▶ [Your task] The data must be written out once more, precisely as given.

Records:

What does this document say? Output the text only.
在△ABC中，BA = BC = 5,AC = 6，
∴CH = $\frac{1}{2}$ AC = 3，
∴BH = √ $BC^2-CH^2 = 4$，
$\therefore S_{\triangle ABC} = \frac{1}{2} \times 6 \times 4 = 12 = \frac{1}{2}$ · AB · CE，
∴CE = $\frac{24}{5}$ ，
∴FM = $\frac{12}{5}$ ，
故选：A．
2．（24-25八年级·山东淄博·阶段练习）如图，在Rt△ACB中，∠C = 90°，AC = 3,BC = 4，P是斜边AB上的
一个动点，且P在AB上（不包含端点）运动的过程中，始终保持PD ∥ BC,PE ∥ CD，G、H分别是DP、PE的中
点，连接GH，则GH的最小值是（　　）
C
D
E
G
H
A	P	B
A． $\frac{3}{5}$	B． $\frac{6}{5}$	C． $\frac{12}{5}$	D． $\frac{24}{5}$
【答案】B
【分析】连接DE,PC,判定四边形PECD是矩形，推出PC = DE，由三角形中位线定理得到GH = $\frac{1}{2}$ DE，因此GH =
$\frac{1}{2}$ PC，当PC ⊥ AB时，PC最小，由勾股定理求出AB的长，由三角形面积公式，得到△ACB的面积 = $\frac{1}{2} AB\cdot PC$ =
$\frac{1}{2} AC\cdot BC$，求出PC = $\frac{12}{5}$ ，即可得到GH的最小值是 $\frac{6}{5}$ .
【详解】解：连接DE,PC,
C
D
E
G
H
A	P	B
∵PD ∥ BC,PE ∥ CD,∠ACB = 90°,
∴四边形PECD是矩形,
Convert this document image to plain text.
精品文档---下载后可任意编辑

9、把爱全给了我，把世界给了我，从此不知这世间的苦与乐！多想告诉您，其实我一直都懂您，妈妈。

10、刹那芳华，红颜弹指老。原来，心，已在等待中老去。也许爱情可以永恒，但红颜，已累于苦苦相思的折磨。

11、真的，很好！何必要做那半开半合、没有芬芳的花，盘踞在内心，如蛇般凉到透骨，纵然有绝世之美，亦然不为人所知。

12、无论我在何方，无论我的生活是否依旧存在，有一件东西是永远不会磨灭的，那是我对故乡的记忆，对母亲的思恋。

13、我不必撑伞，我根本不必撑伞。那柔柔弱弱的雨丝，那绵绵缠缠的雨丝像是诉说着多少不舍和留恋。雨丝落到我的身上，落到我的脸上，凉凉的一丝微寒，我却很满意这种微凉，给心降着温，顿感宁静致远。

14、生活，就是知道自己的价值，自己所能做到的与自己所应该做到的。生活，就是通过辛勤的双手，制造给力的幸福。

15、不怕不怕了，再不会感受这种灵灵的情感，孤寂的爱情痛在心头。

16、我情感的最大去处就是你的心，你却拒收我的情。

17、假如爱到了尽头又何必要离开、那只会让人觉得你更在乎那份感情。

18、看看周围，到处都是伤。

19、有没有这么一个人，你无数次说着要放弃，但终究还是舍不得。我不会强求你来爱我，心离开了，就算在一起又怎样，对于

▶ [Solution for this task]
What does this document say? Output the text only.
在△ABC中，BA = BC = 5,AC = 6，
∴CH = $\frac{1}{2}$ AC = 3，
∴BH = √ $BC^2-CH^2 = 4$，
$\therefore S_{\triangle ABC} = \frac{1}{2} \times 6 \times 4 = 12 = \frac{1}{2}$ · AB · CE，
∴CE = $\frac{24}{5}$ ，
∴FM = $\frac{12}{5}$ ，
故选：A．
2．（24-25八年级·山东淄博·阶段练习）如图，在Rt△ACB中，∠C = 90°，AC = 3,BC = 4，P是斜边AB上的
一个动点，且P在AB上（不包含端点）运动的过程中，始终保持PD ∥ BC,PE ∥ CD，G、H分别是DP、PE的中
点，连接GH，则GH的最小值是（　　）
C
D
E
G
H
A	P	B
A． $\frac{3}{5}$	B． $\frac{6}{5}$	C． $\frac{12}{5}$	D． $\frac{24}{5}$
【答案】B
【分析】连接DE,PC,判定四边形PECD是矩形，推出PC = DE，由三角形中位线定理得到GH = $\frac{1}{2}$ DE，因此GH =
$\frac{1}{2}$ PC，当PC ⊥ AB时，PC最小，由勾股定理求出AB的长，由三角形面积公式，得到△ACB的面积 = $\frac{1}{2} AB\cdot PC$ =
$\frac{1}{2} AC\cdot BC$，求出PC = $\frac{12}{5}$ ，即可得到GH的最小值是 $\frac{6}{5}$ .
【详解】解：连接DE,PC,
C
D
E
G
H
A	P	B
∵PD ∥ BC,PE ∥ CD,∠ACB = 90°,
∴四边形PECD是矩形,
Convert this document image to plain text.
精品文档---下载后可任意编辑

9、把爱全给了我，把世界给了我，从此不知这世间的苦与乐！多想告诉您，其实我一直都懂您，妈妈。

10、刹那芳华，红颜弹指老。原来，心，已在等待中老去。也许爱情可以永恒，但红颜，已累于苦苦相思的折磨。

11、真的，很好！何必要做那半开半合、没有芬芳的花，盘踞在内心，如蛇般凉到透骨，纵然有绝世之美，亦然不为人所知。

12、无论我在何方，无论我的生活是否依旧存在，有一件东西是永远不会磨灭的，那是我对故乡的记忆，对母亲的思恋。

13、我不必撑伞，我根本不必撑伞。那柔柔弱弱的雨丝，那绵绵缠缠的雨丝像是诉说着多少不舍和留恋。雨丝落到我的身上，落到我的脸上，凉凉的一丝微寒，我却很满意这种微凉，给心降着温，顿感宁静致远。

14、生活，就是知道自己的价值，自己所能做到的与自己所应该做到的。生活，就是通过辛勤的双手，制造给力的幸福。

15、不怕不怕了，再不会感受这种灵灵的情感，孤寂的爱情痛在心头。

16、我情感的最大去处就是你的心，你却拒收我的情。

17、假如爱到了尽头又何必要离开、那只会让人觉得你更在乎那份感情。

18、看看周围，到处都是伤。

19、有没有这么一个人，你无数次说着要放弃，但终究还是舍不得。我不会强求你来爱我，心离开了，就算在一起又怎样，对于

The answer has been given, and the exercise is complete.